(Dataset records)
# # # #

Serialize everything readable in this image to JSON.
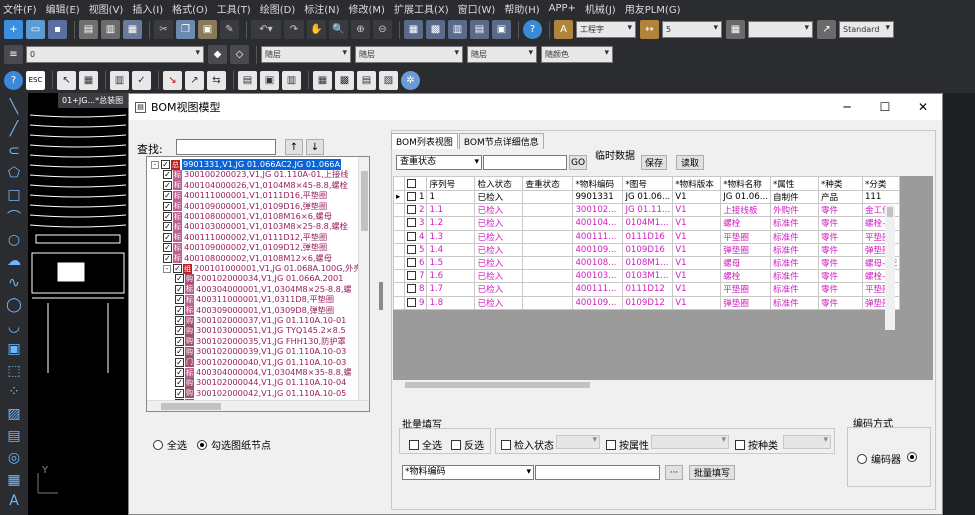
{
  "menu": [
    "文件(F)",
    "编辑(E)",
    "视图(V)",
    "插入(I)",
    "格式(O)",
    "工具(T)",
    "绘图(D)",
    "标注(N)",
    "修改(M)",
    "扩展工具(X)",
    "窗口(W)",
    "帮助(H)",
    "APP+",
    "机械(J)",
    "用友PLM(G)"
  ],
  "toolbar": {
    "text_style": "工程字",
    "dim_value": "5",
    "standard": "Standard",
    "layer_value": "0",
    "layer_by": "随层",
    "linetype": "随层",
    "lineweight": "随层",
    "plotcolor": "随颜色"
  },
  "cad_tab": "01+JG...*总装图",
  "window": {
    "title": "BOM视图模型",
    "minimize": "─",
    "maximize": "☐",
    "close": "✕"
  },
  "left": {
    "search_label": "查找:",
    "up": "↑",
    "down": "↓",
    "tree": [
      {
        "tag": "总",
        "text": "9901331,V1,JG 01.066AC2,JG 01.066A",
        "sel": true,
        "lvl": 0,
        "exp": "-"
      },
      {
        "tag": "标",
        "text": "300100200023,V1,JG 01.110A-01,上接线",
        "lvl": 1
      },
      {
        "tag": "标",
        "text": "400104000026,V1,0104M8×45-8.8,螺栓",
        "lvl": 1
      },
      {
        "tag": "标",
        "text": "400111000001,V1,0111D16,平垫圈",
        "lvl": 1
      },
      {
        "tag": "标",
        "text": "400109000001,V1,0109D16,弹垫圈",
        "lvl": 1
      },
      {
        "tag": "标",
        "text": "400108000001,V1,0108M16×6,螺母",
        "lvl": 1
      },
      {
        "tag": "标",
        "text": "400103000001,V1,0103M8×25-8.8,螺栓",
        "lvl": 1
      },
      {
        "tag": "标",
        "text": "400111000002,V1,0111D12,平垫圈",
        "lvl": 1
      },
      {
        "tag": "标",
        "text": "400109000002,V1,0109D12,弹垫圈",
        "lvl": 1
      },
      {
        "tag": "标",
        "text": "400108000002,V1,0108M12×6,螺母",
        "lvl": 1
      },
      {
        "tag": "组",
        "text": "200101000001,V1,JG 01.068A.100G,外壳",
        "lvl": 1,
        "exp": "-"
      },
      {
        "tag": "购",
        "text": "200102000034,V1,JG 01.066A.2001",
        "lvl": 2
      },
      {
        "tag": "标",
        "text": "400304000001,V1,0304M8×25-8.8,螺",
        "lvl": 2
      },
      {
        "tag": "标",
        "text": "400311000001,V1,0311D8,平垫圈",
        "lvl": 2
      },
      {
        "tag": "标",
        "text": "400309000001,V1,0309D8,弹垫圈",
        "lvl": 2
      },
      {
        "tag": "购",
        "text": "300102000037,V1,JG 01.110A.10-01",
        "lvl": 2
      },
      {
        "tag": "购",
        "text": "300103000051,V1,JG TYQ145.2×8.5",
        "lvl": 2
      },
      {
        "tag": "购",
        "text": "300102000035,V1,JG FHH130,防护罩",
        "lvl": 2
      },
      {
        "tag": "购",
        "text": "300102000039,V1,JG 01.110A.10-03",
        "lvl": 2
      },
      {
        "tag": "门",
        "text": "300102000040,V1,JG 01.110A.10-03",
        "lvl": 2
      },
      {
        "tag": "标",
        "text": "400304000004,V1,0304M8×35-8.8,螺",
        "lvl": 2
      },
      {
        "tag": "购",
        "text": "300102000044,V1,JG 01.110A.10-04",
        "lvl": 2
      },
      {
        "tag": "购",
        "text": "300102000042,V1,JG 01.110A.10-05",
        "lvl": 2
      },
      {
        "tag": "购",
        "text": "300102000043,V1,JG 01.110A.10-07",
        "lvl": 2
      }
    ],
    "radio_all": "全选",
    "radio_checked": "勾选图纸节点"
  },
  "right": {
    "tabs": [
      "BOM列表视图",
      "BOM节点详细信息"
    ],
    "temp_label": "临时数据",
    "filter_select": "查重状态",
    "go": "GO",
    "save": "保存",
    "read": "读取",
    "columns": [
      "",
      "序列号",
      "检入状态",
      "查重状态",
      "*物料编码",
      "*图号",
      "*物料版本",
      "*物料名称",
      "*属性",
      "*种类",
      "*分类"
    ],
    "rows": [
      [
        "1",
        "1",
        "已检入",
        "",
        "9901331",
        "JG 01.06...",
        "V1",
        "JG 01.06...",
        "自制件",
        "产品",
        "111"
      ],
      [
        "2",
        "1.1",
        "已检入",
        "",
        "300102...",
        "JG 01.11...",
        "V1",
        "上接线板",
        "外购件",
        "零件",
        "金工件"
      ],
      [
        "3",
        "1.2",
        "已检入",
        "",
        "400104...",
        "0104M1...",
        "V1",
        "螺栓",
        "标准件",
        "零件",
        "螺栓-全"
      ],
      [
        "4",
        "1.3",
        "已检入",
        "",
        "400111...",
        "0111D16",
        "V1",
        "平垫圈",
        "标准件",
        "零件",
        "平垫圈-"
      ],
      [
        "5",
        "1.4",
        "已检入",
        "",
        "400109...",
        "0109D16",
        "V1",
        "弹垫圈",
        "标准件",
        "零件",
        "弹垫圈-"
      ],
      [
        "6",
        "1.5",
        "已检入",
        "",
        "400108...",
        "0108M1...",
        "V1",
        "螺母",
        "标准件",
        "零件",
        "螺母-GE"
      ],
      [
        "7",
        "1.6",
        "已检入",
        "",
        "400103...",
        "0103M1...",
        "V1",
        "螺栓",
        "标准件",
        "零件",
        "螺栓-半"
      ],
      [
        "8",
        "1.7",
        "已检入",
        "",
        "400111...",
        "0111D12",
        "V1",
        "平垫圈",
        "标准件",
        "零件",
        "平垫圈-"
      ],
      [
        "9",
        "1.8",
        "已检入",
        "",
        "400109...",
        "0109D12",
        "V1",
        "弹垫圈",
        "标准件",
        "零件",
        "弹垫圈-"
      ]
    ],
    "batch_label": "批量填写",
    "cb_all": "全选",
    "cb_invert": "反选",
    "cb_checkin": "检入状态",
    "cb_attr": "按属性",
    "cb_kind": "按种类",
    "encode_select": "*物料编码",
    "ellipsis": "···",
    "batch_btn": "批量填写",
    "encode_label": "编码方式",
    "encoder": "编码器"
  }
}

# # # #

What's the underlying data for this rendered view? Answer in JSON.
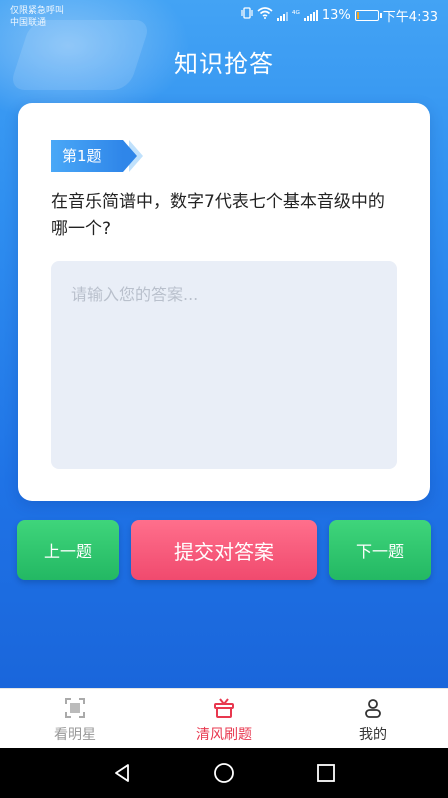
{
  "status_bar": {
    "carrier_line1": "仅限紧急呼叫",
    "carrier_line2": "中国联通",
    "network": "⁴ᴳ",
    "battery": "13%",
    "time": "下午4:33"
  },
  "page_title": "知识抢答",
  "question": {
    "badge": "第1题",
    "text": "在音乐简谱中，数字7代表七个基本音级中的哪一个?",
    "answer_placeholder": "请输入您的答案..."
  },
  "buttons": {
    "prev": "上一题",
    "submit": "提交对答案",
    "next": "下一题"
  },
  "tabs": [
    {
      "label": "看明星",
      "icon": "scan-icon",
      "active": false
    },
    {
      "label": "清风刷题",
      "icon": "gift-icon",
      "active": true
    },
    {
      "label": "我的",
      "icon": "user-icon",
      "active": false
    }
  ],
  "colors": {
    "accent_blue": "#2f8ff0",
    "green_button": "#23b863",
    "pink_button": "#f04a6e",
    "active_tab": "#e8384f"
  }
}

# # # #

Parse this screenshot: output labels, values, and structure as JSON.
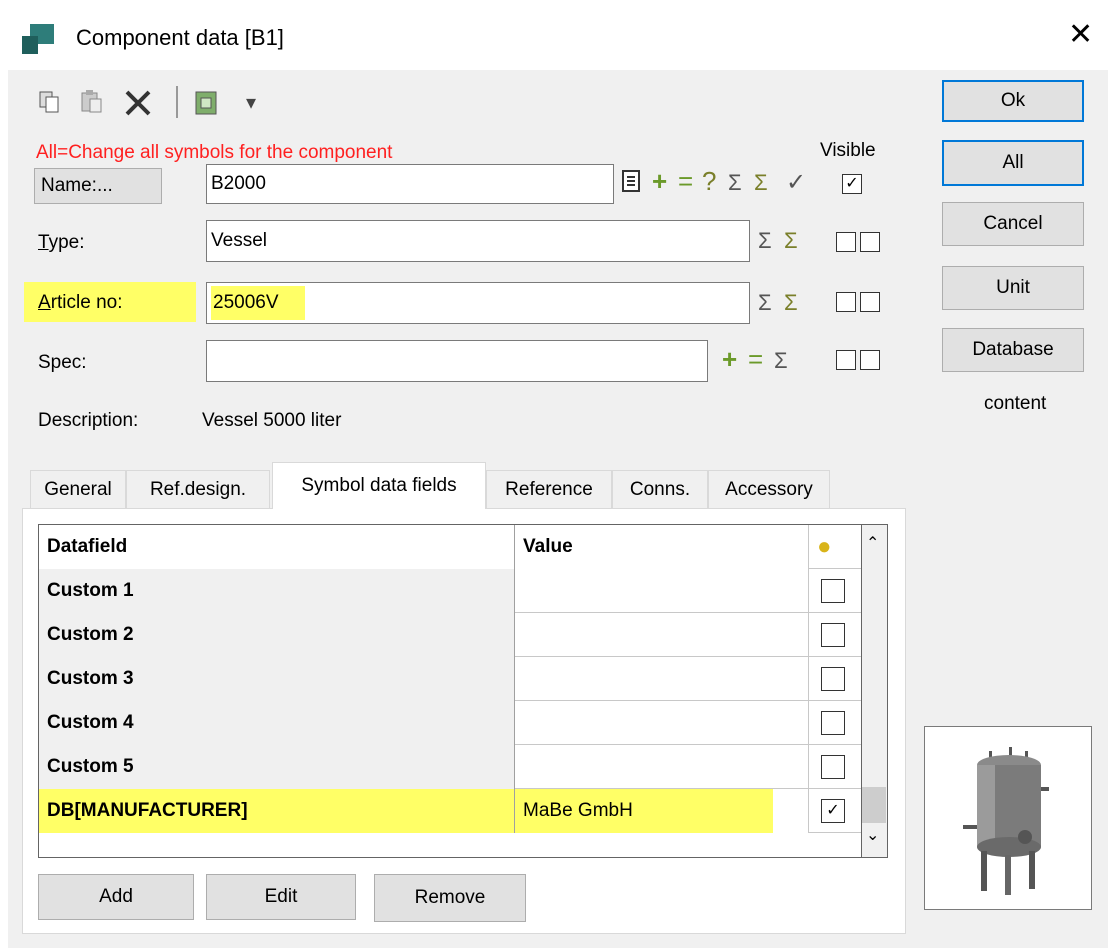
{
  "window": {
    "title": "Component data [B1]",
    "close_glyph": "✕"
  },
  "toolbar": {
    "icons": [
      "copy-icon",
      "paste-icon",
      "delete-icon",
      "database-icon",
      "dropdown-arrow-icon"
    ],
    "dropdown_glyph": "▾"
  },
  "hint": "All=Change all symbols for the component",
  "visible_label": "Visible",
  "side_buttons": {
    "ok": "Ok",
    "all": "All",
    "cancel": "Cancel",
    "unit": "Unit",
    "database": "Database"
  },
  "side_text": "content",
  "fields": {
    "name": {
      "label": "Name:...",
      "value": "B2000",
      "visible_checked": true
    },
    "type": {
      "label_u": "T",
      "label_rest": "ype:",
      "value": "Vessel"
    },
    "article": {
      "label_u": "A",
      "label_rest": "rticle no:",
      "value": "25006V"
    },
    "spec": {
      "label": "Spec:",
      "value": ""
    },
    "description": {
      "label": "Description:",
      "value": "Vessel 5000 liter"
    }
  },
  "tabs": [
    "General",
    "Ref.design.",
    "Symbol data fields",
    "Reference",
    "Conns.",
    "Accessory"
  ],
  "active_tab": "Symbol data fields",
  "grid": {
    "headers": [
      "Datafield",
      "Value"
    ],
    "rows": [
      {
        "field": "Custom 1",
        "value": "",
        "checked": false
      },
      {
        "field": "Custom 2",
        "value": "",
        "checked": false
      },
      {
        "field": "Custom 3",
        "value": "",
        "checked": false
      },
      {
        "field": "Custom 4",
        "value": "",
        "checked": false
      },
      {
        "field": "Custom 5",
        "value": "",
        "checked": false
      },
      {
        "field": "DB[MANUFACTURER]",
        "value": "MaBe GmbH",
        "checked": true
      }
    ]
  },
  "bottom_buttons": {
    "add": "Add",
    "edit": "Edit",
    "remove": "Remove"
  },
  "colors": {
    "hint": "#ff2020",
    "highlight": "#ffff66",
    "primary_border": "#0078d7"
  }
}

# # # #

AIM: Search the lines above for the string "hint" and copy each line that has it.

EXPECTED ANSWER:
  "hint": "All=Change all symbols for the component",
    "hint": "#ff2020",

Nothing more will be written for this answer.